What the exercise asks: Exactly repeat the material, dropping only the pictures.

Data excerpts:
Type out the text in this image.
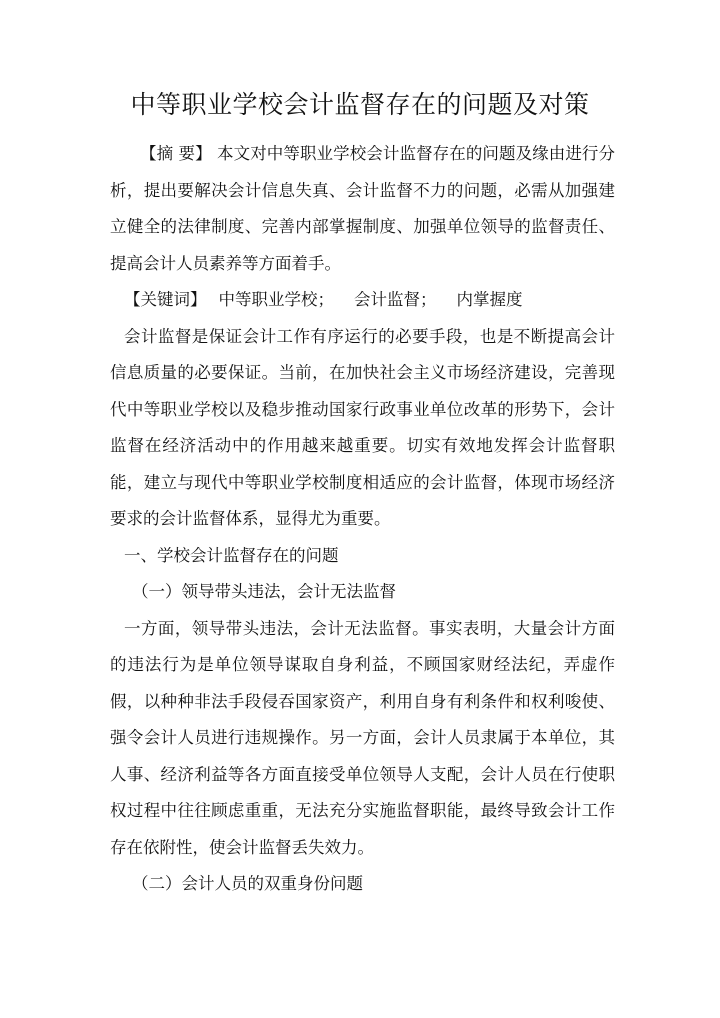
中等职业学校会计监督存在的问题及对策

【摘 要】 本文对中等职业学校会计监督存在的问题及缘由进行分析，提出要解决会计信息失真、会计监督不力的问题，必需从加强建立健全的法律制度、完善内部掌握制度、加强单位领导的监督责任、提高会计人员素养等方面着手。

【关键词】 中等职业学校； 会计监督； 内掌握度

会计监督是保证会计工作有序运行的必要手段，也是不断提高会计信息质量的必要保证。当前，在加快社会主义市场经济建设，完善现代中等职业学校以及稳步推动国家行政事业单位改革的形势下，会计监督在经济活动中的作用越来越重要。切实有效地发挥会计监督职能，建立与现代中等职业学校制度相适应的会计监督，体现市场经济要求的会计监督体系，显得尤为重要。

一、学校会计监督存在的问题

（一）领导带头违法，会计无法监督

一方面，领导带头违法，会计无法监督。事实表明，大量会计方面的违法行为是单位领导谋取自身利益，不顾国家财经法纪，弄虚作假，以种种非法手段侵吞国家资产，利用自身有利条件和权利唆使、强令会计人员进行违规操作。另一方面，会计人员隶属于本单位，其人事、经济利益等各方面直接受单位领导人支配，会计人员在行使职权过程中往往顾虑重重，无法充分实施监督职能，最终导致会计工作存在依附性，使会计监督丢失效力。

（二）会计人员的双重身份问题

Full output:
Type out the text in this image.
中等职业学校会计监督存在的问题及对策

【摘 要】 本文对中等职业学校会计监督存在的问题及缘由进行分析，提出要解决会计信息失真、会计监督不力的问题，必需从加强建立健全的法律制度、完善内部掌握制度、加强单位领导的监督责任、提高会计人员素养等方面着手。

【关键词】 中等职业学校； 会计监督； 内掌握度

会计监督是保证会计工作有序运行的必要手段，也是不断提高会计信息质量的必要保证。当前，在加快社会主义市场经济建设，完善现代中等职业学校以及稳步推动国家行政事业单位改革的形势下，会计监督在经济活动中的作用越来越重要。切实有效地发挥会计监督职能，建立与现代中等职业学校制度相适应的会计监督，体现市场经济要求的会计监督体系，显得尤为重要。

一、学校会计监督存在的问题

（一）领导带头违法，会计无法监督

一方面，领导带头违法，会计无法监督。事实表明，大量会计方面的违法行为是单位领导谋取自身利益，不顾国家财经法纪，弄虚作假，以种种非法手段侵吞国家资产，利用自身有利条件和权利唆使、强令会计人员进行违规操作。另一方面，会计人员隶属于本单位，其人事、经济利益等各方面直接受单位领导人支配，会计人员在行使职权过程中往往顾虑重重，无法充分实施监督职能，最终导致会计工作存在依附性，使会计监督丢失效力。

（二）会计人员的双重身份问题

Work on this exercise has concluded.